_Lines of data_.
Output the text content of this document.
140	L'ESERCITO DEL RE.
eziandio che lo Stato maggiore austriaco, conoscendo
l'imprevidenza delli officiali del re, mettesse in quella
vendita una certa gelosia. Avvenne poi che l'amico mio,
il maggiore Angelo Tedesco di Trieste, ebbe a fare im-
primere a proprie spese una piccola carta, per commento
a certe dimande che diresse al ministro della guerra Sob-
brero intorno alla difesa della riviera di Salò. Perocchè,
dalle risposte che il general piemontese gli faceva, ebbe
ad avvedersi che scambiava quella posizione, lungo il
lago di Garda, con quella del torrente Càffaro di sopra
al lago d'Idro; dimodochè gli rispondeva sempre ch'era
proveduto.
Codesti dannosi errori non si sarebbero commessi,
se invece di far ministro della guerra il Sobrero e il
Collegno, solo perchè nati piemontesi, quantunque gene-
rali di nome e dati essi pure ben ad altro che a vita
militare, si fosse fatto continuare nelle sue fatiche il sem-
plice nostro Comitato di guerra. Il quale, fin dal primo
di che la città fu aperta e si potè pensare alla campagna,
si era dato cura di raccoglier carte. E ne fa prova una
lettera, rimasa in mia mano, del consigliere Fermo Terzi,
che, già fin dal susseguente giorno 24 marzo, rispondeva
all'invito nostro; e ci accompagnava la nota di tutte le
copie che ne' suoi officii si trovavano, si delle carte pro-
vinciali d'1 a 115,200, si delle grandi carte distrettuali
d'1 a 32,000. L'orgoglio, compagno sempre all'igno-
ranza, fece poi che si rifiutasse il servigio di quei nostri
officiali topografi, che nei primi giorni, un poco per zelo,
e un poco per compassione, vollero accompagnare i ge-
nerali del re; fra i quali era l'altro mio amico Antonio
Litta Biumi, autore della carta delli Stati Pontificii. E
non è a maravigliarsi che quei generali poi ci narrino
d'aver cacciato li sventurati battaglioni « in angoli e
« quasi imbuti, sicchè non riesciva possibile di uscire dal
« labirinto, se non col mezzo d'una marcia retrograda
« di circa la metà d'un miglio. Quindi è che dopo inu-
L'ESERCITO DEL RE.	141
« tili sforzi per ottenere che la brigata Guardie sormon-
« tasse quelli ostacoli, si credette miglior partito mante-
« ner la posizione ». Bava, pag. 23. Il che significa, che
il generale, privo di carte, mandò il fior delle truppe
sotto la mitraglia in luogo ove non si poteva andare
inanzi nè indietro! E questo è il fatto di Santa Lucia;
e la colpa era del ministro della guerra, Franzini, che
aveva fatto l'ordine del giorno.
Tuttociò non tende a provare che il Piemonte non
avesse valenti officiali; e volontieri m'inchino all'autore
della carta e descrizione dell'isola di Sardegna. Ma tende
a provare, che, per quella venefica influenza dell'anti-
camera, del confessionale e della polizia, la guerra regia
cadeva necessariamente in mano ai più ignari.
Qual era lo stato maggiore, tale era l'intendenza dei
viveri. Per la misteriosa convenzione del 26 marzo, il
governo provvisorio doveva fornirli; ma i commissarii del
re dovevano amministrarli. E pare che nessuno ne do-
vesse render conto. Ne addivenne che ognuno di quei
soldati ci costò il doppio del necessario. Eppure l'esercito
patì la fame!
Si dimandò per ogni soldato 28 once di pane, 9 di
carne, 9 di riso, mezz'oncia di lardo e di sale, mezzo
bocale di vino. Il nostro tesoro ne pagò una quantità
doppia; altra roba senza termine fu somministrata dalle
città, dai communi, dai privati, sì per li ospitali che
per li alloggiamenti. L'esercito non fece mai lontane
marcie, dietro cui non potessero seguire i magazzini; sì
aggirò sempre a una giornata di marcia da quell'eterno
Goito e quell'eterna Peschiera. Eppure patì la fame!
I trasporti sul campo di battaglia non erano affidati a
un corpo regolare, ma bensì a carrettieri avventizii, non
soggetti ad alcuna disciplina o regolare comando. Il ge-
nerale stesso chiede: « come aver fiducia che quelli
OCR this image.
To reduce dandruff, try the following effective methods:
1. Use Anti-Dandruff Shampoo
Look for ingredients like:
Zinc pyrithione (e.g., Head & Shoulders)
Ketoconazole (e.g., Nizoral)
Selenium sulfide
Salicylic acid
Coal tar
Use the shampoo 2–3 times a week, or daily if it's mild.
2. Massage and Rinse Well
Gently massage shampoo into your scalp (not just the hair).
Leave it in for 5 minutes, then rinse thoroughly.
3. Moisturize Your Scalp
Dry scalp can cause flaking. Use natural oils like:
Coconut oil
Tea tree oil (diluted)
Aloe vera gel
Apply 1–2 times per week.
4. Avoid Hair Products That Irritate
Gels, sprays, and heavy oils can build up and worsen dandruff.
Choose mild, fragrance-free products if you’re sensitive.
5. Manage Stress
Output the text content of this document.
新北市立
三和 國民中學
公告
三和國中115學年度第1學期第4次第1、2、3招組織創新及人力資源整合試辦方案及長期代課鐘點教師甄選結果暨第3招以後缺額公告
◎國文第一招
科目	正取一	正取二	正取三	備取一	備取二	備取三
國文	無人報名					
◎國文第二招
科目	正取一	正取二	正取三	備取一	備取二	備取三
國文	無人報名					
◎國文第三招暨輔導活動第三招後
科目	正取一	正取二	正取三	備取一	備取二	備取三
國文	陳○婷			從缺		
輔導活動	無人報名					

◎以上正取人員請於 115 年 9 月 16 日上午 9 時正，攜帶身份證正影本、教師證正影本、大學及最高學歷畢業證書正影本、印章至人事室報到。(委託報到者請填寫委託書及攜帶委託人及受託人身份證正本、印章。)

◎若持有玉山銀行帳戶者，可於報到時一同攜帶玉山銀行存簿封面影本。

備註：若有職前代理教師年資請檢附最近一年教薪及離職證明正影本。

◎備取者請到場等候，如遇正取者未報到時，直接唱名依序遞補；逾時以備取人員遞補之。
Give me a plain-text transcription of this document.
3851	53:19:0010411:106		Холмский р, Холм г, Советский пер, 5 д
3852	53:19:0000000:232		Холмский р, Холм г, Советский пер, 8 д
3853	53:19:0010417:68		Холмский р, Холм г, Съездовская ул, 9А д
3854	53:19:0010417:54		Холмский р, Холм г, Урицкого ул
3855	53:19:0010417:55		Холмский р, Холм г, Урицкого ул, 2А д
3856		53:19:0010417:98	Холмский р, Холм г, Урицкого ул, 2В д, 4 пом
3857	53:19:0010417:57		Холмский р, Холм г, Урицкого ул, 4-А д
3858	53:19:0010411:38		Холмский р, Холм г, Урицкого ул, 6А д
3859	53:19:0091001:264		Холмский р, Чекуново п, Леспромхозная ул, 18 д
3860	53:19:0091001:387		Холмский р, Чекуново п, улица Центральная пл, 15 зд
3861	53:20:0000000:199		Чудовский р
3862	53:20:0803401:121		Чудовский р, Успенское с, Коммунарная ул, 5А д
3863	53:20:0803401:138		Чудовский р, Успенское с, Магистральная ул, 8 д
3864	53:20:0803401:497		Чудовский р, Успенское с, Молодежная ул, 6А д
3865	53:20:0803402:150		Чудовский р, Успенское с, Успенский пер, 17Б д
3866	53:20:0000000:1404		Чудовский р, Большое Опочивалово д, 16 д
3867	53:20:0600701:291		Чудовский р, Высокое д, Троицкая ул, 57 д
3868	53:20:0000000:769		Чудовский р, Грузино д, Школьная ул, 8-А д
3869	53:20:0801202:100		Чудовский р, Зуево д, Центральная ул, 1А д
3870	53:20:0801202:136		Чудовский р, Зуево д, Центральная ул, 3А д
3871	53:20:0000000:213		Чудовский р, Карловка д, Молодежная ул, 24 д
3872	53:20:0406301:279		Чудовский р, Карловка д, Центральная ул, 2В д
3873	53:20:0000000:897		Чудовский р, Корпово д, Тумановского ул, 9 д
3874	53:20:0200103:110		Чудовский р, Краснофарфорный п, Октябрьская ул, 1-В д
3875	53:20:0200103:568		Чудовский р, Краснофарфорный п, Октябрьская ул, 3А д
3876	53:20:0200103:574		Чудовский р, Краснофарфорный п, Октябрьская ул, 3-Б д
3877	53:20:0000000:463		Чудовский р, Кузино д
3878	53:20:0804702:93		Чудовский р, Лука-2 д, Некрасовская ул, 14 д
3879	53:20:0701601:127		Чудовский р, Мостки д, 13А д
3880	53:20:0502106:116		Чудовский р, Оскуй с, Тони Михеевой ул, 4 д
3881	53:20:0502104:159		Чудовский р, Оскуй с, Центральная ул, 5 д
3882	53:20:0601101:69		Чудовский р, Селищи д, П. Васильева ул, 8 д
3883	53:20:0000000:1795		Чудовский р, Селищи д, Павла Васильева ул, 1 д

_REQUIREMENTS_. Your answer should be a single number: the count of lines containing the word "maggiore".

_FINAL RESULT_. 3